## What the task asks
Among the records below, find each line that includes the string "JSON" and copy it.

▼

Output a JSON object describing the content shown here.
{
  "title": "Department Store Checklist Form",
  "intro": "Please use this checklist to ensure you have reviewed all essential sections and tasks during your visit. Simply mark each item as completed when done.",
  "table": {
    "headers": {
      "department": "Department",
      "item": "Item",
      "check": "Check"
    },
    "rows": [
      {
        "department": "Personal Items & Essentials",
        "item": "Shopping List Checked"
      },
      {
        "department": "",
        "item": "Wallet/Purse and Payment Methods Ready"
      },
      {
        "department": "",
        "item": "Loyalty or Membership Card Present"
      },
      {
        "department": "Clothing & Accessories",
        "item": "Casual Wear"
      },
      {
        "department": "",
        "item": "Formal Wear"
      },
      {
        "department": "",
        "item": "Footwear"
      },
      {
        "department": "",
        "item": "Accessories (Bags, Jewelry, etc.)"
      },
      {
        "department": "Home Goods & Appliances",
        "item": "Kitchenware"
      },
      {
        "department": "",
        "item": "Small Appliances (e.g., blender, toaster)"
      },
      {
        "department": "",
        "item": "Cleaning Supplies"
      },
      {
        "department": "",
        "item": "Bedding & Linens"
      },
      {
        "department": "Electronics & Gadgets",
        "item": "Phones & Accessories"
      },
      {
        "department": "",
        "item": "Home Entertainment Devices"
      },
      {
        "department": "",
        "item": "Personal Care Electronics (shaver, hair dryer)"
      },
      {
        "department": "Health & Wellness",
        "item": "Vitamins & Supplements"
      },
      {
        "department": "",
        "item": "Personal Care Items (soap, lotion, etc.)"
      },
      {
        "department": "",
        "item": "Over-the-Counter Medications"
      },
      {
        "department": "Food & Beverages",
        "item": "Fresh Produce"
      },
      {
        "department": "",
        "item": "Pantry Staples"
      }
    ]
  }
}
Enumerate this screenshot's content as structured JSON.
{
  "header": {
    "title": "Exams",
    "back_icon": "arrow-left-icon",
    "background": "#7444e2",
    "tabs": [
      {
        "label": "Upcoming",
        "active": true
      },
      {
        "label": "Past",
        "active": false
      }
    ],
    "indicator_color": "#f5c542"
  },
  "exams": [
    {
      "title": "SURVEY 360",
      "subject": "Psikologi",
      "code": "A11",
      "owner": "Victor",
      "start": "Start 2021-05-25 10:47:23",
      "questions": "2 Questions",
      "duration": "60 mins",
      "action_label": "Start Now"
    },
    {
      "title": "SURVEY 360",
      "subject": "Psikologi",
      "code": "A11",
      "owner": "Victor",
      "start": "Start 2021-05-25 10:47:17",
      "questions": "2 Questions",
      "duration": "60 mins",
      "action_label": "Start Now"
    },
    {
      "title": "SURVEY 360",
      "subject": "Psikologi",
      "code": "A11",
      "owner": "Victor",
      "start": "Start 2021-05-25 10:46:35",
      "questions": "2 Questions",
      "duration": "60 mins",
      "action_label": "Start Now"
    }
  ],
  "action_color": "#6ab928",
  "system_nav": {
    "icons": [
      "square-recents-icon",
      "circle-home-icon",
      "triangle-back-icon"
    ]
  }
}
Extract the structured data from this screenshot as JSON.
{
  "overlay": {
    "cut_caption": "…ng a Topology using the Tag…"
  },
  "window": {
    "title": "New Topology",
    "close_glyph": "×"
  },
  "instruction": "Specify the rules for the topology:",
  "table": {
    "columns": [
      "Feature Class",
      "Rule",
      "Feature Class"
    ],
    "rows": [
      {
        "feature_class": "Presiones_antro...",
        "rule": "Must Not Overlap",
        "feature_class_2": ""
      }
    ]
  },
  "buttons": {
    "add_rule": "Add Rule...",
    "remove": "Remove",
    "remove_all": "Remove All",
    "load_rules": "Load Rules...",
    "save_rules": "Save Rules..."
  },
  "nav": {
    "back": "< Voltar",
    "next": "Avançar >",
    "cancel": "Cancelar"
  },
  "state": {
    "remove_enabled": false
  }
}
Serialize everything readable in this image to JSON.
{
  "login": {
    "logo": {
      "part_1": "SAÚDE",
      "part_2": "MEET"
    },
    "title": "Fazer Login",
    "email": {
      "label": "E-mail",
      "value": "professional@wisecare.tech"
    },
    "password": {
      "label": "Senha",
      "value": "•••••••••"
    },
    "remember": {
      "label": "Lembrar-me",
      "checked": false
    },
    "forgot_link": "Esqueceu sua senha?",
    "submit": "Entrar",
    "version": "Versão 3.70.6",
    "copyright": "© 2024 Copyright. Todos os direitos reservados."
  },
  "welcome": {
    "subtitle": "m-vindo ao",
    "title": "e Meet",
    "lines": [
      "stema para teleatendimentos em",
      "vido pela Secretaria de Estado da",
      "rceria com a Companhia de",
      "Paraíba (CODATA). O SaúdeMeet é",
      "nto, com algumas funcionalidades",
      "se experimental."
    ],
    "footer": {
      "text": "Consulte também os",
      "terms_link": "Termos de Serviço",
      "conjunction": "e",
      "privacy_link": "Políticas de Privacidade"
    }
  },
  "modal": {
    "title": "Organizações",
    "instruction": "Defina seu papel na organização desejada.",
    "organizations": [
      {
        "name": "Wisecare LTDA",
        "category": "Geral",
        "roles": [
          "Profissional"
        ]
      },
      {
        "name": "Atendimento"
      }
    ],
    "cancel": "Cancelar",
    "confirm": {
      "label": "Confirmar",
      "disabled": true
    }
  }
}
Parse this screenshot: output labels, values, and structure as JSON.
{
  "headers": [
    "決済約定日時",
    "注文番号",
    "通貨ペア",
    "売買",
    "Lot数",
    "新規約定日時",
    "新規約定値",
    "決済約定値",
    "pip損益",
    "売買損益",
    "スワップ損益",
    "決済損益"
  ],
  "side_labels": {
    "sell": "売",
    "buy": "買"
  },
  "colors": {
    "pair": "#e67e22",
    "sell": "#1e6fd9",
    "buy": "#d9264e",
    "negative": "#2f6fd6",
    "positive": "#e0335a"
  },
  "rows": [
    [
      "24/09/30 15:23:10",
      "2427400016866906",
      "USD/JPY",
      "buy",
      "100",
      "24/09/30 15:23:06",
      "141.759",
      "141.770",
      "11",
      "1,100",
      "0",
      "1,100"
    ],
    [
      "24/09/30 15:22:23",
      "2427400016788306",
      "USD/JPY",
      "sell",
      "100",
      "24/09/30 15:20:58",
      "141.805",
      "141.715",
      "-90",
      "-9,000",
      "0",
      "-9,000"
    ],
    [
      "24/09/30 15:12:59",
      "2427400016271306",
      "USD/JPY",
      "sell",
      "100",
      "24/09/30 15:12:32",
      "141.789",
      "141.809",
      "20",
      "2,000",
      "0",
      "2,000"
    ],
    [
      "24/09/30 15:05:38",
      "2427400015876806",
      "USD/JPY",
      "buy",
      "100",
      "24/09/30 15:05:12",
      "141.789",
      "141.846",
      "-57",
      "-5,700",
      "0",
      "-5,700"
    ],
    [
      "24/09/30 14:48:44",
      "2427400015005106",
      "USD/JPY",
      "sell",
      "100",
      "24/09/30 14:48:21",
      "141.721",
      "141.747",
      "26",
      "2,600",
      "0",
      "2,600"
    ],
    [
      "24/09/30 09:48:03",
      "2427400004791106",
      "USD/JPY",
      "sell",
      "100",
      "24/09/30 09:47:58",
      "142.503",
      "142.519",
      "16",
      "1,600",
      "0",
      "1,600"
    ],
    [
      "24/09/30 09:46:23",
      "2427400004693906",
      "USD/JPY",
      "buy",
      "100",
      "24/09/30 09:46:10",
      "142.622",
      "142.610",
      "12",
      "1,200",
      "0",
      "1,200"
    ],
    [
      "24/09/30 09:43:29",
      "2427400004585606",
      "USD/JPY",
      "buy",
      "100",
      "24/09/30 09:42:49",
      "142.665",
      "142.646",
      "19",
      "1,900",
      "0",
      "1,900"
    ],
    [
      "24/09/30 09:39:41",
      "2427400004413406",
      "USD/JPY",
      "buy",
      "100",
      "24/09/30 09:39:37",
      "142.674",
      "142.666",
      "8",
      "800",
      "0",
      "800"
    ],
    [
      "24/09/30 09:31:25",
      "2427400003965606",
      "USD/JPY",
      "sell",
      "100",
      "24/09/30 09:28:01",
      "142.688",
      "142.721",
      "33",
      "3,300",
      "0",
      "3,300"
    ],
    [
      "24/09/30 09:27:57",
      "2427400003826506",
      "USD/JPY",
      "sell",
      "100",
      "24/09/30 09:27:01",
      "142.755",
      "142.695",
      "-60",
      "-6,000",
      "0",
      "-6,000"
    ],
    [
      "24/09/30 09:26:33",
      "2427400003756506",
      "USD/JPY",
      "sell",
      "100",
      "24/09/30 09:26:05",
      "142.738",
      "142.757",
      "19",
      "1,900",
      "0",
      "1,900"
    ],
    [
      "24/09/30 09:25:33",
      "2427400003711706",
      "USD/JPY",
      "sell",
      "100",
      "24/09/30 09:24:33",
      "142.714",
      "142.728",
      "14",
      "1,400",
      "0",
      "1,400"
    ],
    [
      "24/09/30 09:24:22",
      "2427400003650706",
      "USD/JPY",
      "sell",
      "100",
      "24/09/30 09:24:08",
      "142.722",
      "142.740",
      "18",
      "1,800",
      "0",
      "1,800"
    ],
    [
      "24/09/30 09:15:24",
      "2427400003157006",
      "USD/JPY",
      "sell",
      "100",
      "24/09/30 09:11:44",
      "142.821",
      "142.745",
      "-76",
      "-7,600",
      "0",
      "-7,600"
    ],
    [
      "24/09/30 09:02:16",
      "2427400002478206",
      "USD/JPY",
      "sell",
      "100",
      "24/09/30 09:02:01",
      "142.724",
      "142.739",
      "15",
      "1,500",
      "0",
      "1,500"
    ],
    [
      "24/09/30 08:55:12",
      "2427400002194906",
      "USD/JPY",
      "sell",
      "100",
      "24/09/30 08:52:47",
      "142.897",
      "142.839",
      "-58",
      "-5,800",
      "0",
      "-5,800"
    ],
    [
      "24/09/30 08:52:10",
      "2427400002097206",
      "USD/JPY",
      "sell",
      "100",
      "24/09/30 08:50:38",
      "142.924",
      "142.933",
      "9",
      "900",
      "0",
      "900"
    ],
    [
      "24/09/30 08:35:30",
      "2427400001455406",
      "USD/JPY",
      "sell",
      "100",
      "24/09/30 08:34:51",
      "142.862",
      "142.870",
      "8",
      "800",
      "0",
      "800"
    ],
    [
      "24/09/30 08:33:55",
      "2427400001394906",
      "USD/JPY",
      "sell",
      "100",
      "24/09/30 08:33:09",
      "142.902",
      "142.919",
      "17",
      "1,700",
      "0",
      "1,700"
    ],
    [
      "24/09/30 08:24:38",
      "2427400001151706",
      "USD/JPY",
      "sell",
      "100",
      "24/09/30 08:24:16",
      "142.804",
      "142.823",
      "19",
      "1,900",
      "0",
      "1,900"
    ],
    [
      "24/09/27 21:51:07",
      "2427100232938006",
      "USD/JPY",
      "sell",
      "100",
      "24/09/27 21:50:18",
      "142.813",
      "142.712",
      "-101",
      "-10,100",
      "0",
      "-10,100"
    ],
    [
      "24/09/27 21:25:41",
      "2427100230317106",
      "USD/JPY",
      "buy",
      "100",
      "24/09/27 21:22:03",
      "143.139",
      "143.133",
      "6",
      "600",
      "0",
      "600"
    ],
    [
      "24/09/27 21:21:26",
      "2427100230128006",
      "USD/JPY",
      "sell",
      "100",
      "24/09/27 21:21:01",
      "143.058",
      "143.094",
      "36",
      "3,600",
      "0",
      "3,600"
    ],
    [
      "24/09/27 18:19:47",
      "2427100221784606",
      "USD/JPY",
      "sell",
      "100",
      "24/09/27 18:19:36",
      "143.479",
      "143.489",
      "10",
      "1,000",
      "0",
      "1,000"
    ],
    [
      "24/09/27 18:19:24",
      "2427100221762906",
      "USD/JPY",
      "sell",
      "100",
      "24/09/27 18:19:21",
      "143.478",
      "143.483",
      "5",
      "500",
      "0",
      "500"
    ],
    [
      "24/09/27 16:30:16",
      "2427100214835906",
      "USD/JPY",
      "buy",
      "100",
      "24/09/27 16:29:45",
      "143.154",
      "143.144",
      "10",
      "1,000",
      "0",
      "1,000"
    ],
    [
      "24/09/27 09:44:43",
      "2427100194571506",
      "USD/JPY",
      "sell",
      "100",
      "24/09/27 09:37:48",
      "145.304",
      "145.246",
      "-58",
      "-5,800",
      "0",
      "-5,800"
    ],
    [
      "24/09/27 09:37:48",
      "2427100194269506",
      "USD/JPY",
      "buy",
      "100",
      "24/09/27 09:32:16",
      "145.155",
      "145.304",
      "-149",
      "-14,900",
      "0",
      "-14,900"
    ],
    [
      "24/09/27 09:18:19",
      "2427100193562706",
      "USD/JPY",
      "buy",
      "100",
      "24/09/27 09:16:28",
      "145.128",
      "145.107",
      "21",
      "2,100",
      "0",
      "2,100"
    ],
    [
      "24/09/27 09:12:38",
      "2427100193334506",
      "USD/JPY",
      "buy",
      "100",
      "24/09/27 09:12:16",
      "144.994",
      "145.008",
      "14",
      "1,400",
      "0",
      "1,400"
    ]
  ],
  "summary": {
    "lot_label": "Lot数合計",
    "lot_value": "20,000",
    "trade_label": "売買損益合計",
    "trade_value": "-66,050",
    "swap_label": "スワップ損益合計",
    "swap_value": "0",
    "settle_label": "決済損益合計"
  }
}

▲

## Written reply
Output a JSON object describing the content shown here.
Enumerate this screenshot's content as structured JSON.
Extract the structured data from this screenshot as JSON.
Serialize everything readable in this image to JSON.
Parse this screenshot: output labels, values, and structure as JSON.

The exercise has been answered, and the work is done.